◆ TASK DIRECTIONS
Rewrite every line of the material below, substituting "flag-image" for each occurrence of "flag-icon" and keeping everything else the same.

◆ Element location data
--*--

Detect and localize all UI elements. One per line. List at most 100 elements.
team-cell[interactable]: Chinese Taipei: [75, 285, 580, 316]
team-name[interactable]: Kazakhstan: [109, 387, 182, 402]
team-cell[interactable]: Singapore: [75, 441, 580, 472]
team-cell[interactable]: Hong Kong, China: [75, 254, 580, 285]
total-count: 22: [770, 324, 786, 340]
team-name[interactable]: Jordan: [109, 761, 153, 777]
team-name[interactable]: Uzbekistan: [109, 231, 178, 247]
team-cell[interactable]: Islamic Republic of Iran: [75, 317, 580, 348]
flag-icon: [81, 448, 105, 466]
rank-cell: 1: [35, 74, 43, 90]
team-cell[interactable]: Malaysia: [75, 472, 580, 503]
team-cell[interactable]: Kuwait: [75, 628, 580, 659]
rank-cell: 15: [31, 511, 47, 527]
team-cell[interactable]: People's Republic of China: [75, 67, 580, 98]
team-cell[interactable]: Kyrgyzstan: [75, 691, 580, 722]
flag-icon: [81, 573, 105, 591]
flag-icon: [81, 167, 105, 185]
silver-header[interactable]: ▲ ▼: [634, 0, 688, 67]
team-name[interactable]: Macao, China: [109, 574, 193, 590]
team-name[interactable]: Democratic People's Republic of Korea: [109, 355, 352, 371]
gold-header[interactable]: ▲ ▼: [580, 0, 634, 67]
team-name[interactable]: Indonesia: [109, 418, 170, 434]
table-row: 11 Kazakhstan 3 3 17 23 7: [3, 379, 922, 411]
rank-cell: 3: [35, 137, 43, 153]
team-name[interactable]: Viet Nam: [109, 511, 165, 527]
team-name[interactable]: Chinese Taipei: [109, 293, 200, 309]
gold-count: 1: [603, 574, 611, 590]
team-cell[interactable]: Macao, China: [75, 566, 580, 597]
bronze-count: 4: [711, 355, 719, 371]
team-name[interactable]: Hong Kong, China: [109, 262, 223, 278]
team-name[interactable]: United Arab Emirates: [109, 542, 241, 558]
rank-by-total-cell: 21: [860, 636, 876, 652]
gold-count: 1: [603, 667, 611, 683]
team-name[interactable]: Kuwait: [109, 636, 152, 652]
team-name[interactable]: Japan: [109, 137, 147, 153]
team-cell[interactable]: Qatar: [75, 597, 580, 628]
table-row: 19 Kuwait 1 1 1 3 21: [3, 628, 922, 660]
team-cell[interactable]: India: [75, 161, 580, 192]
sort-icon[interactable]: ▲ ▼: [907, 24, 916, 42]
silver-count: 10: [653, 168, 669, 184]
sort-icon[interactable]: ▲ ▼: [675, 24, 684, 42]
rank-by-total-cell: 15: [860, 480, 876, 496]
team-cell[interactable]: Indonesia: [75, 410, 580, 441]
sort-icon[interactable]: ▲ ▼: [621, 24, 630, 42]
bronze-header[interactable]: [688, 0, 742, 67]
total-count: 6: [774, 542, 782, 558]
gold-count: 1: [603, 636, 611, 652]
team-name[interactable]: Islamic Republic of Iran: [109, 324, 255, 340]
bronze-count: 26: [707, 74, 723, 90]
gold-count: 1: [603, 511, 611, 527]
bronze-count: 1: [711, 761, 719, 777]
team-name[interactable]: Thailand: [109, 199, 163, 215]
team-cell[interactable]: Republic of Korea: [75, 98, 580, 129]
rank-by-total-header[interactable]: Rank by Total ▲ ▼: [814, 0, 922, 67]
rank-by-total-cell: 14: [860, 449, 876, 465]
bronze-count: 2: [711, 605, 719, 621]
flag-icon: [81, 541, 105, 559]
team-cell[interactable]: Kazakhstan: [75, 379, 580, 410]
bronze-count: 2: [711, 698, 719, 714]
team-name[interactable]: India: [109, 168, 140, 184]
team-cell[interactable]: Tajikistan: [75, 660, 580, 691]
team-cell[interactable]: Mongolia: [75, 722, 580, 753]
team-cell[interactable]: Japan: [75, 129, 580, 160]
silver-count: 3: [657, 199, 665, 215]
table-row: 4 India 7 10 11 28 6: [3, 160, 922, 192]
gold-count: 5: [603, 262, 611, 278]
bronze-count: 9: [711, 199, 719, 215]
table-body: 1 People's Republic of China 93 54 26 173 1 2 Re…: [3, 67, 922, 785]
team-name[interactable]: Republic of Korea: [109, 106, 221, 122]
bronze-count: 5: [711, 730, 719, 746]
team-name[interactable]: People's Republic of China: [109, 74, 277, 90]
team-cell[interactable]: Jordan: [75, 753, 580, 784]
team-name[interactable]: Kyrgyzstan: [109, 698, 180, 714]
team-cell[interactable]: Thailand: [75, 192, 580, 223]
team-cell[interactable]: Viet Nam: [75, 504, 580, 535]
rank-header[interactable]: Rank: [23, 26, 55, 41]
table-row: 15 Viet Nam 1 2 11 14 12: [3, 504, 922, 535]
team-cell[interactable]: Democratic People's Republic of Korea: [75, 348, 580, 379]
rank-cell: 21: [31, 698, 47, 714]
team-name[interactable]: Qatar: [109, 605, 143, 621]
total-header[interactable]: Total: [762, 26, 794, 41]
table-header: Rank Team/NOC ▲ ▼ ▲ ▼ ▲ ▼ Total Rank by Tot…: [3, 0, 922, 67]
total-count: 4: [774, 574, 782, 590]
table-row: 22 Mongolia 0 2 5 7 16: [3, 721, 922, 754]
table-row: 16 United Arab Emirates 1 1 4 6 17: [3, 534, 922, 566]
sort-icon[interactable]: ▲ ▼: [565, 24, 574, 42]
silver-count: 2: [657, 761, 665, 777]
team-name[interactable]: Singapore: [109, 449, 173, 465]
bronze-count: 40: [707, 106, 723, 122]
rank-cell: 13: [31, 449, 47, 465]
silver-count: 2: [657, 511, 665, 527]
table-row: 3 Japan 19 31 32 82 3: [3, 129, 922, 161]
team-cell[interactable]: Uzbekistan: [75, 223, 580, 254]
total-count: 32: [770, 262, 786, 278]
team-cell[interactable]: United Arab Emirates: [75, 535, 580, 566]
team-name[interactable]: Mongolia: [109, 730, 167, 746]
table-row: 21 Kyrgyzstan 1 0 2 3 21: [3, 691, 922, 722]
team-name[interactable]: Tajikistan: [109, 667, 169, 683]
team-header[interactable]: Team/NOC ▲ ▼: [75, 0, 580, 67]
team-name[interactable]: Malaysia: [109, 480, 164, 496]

--*--

◆ REPLY
Detect and localize all UI elements. One per line. List at most 100 elements.
team-cell[interactable]: Chinese Taipei: [75, 285, 580, 316]
team-name[interactable]: Kazakhstan: [109, 387, 182, 402]
team-cell[interactable]: Singapore: [75, 441, 580, 472]
team-cell[interactable]: Hong Kong, China: [75, 254, 580, 285]
total-count: 22: [770, 324, 786, 340]
team-name[interactable]: Jordan: [109, 761, 153, 777]
team-name[interactable]: Uzbekistan: [109, 231, 178, 247]
team-cell[interactable]: Islamic Republic of Iran: [75, 317, 580, 348]
flag-image: [81, 448, 105, 466]
rank-cell: 1: [35, 74, 43, 90]
team-cell[interactable]: Malaysia: [75, 472, 580, 503]
team-cell[interactable]: Kuwait: [75, 628, 580, 659]
rank-cell: 15: [31, 511, 47, 527]
team-cell[interactable]: People's Republic of China: [75, 67, 580, 98]
team-cell[interactable]: Kyrgyzstan: [75, 691, 580, 722]
flag-image: [81, 573, 105, 591]
flag-image: [81, 167, 105, 185]
silver-header[interactable]: ▲ ▼: [634, 0, 688, 67]
team-name[interactable]: Macao, China: [109, 574, 193, 590]
team-name[interactable]: Democratic People's Republic of Korea: [109, 355, 352, 371]
gold-header[interactable]: ▲ ▼: [580, 0, 634, 67]
team-name[interactable]: Indonesia: [109, 418, 170, 434]
table-row: 11 Kazakhstan 3 3 17 23 7: [3, 379, 922, 411]
rank-cell: 3: [35, 137, 43, 153]
team-name[interactable]: Viet Nam: [109, 511, 165, 527]
team-name[interactable]: Chinese Taipei: [109, 293, 200, 309]
gold-count: 1: [603, 574, 611, 590]
team-cell[interactable]: Macao, China: [75, 566, 580, 597]
bronze-count: 4: [711, 355, 719, 371]
team-name[interactable]: Hong Kong, China: [109, 262, 223, 278]
team-name[interactable]: United Arab Emirates: [109, 542, 241, 558]
rank-by-total-cell: 21: [860, 636, 876, 652]
gold-count: 1: [603, 667, 611, 683]
team-name[interactable]: Kuwait: [109, 636, 152, 652]
team-name[interactable]: Japan: [109, 137, 147, 153]
team-cell[interactable]: Qatar: [75, 597, 580, 628]
table-row: 19 Kuwait 1 1 1 3 21: [3, 628, 922, 660]
team-cell[interactable]: India: [75, 161, 580, 192]
sort-icon[interactable]: ▲ ▼: [907, 24, 916, 42]
silver-count: 10: [653, 168, 669, 184]
sort-icon[interactable]: ▲ ▼: [675, 24, 684, 42]
rank-by-total-cell: 15: [860, 480, 876, 496]
team-cell[interactable]: Indonesia: [75, 410, 580, 441]
sort-icon[interactable]: ▲ ▼: [621, 24, 630, 42]
bronze-header[interactable]: [688, 0, 742, 67]
total-count: 6: [774, 542, 782, 558]
gold-count: 1: [603, 636, 611, 652]
team-name[interactable]: Islamic Republic of Iran: [109, 324, 255, 340]
bronze-count: 26: [707, 74, 723, 90]
gold-count: 1: [603, 511, 611, 527]
bronze-count: 1: [711, 761, 719, 777]
team-name[interactable]: Thailand: [109, 199, 163, 215]
team-cell[interactable]: Republic of Korea: [75, 98, 580, 129]
rank-by-total-header[interactable]: Rank by Total ▲ ▼: [814, 0, 922, 67]
rank-by-total-cell: 14: [860, 449, 876, 465]
bronze-count: 2: [711, 605, 719, 621]
flag-image: [81, 541, 105, 559]
team-cell[interactable]: Kazakhstan: [75, 379, 580, 410]
bronze-count: 2: [711, 698, 719, 714]
team-name[interactable]: India: [109, 168, 140, 184]
team-cell[interactable]: Tajikistan: [75, 660, 580, 691]
team-cell[interactable]: Mongolia: [75, 722, 580, 753]
team-cell[interactable]: Japan: [75, 129, 580, 160]
silver-count: 3: [657, 199, 665, 215]
table-row: 4 India 7 10 11 28 6: [3, 160, 922, 192]
gold-count: 5: [603, 262, 611, 278]
bronze-count: 9: [711, 199, 719, 215]
table-body: 1 People's Republic of China 93 54 26 173 1 2 Re…: [3, 67, 922, 785]
team-name[interactable]: Republic of Korea: [109, 106, 221, 122]
bronze-count: 5: [711, 730, 719, 746]
team-name[interactable]: People's Republic of China: [109, 74, 277, 90]
team-cell[interactable]: Jordan: [75, 753, 580, 784]
team-name[interactable]: Kyrgyzstan: [109, 698, 180, 714]
team-cell[interactable]: Thailand: [75, 192, 580, 223]
team-cell[interactable]: Viet Nam: [75, 504, 580, 535]
rank-header[interactable]: Rank: [23, 26, 55, 41]
table-row: 15 Viet Nam 1 2 11 14 12: [3, 504, 922, 535]
team-cell[interactable]: Democratic People's Republic of Korea: [75, 348, 580, 379]
rank-cell: 21: [31, 698, 47, 714]
team-name[interactable]: Qatar: [109, 605, 143, 621]
total-header[interactable]: Total: [762, 26, 794, 41]
table-header: Rank Team/NOC ▲ ▼ ▲ ▼ ▲ ▼ Total Rank by Tot…: [3, 0, 922, 67]
total-count: 4: [774, 574, 782, 590]
table-row: 22 Mongolia 0 2 5 7 16: [3, 721, 922, 754]
table-row: 16 United Arab Emirates 1 1 4 6 17: [3, 534, 922, 566]
sort-icon[interactable]: ▲ ▼: [565, 24, 574, 42]
silver-count: 2: [657, 761, 665, 777]
team-name[interactable]: Singapore: [109, 449, 173, 465]
bronze-count: 40: [707, 106, 723, 122]
rank-cell: 13: [31, 449, 47, 465]
silver-count: 2: [657, 511, 665, 527]
table-row: 3 Japan 19 31 32 82 3: [3, 129, 922, 161]
team-cell[interactable]: Uzbekistan: [75, 223, 580, 254]
total-count: 32: [770, 262, 786, 278]
team-cell[interactable]: United Arab Emirates: [75, 535, 580, 566]
team-name[interactable]: Mongolia: [109, 730, 167, 746]
table-row: 21 Kyrgyzstan 1 0 2 3 21: [3, 691, 922, 722]
team-name[interactable]: Tajikistan: [109, 667, 169, 683]
team-header[interactable]: Team/NOC ▲ ▼: [75, 0, 580, 67]
team-name[interactable]: Malaysia: [109, 480, 164, 496]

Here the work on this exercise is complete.